» **Problem statement**
Reproduce the data below in full and exclude every picture.

» **Records supplied**
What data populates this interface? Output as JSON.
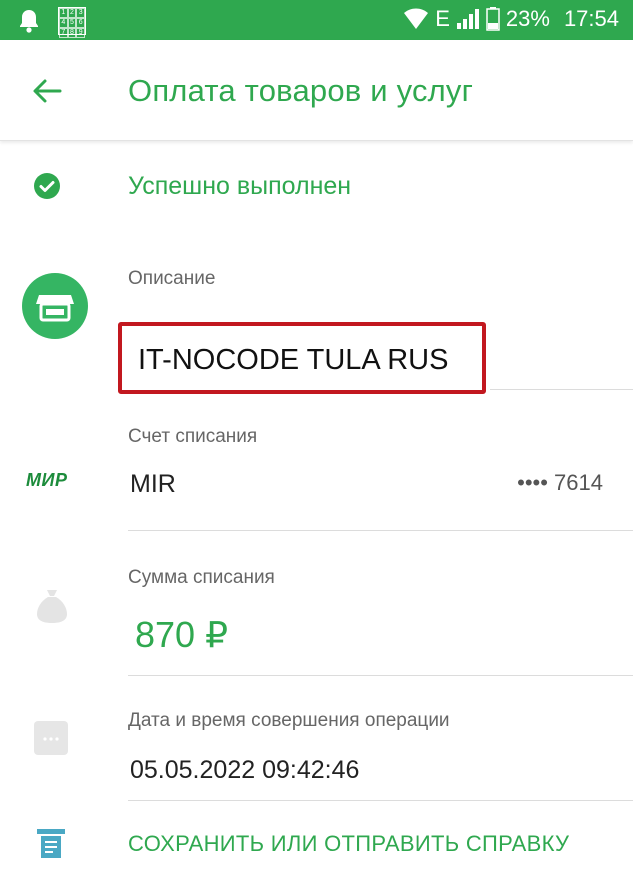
{
  "status_bar": {
    "network": "E",
    "battery": "23%",
    "time": "17:54"
  },
  "header": {
    "title": "Оплата товаров и услуг",
    "back_icon": "arrow-left-icon"
  },
  "operation": {
    "status": "Успешно выполнен",
    "description_label": "Описание",
    "description_value": "IT-NOCODE TULA RUS",
    "account_label": "Счет списания",
    "payment_system": "МИР",
    "account_value": "MIR",
    "card_number": "•••• 7614",
    "amount_label": "Сумма списания",
    "amount_value": "870 ₽",
    "datetime_label": "Дата и время совершения операции",
    "datetime_value": "05.05.2022 09:42:46"
  },
  "actions": {
    "save_label": "СОХРАНИТЬ ИЛИ ОТПРАВИТЬ СПРАВКУ"
  },
  "colors": {
    "accent": "#2fa84f",
    "highlight": "#c2181f"
  }
}
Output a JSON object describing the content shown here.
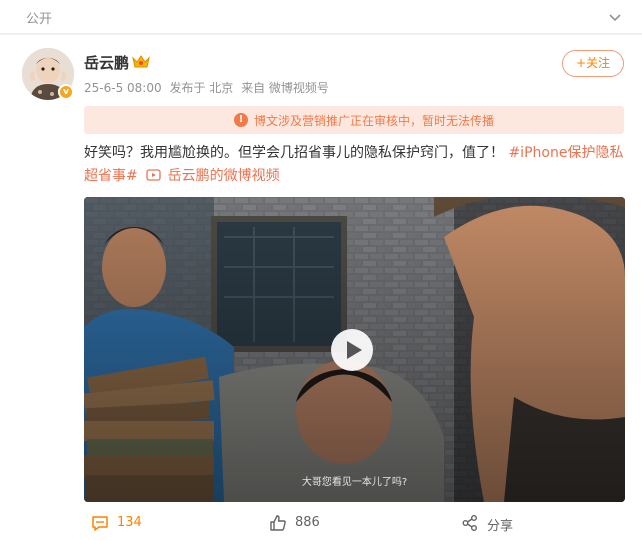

» **Answer for this exercise**
What data populates this interface? Output as JSON.
{
  "status_bar": {
    "network": "E",
    "battery": "23%",
    "time": "17:54"
  },
  "header": {
    "title": "Оплата товаров и услуг",
    "back_icon": "arrow-left-icon"
  },
  "operation": {
    "status": "Успешно выполнен",
    "description_label": "Описание",
    "description_value": "IT-NOCODE TULA RUS",
    "account_label": "Счет списания",
    "payment_system": "МИР",
    "account_value": "MIR",
    "card_number": "•••• 7614",
    "amount_label": "Сумма списания",
    "amount_value": "870 ₽",
    "datetime_label": "Дата и время совершения операции",
    "datetime_value": "05.05.2022 09:42:46"
  },
  "actions": {
    "save_label": "СОХРАНИТЬ ИЛИ ОТПРАВИТЬ СПРАВКУ"
  },
  "colors": {
    "accent": "#2fa84f",
    "highlight": "#c2181f"
  }
}
Output a JSON object describing the content shown here.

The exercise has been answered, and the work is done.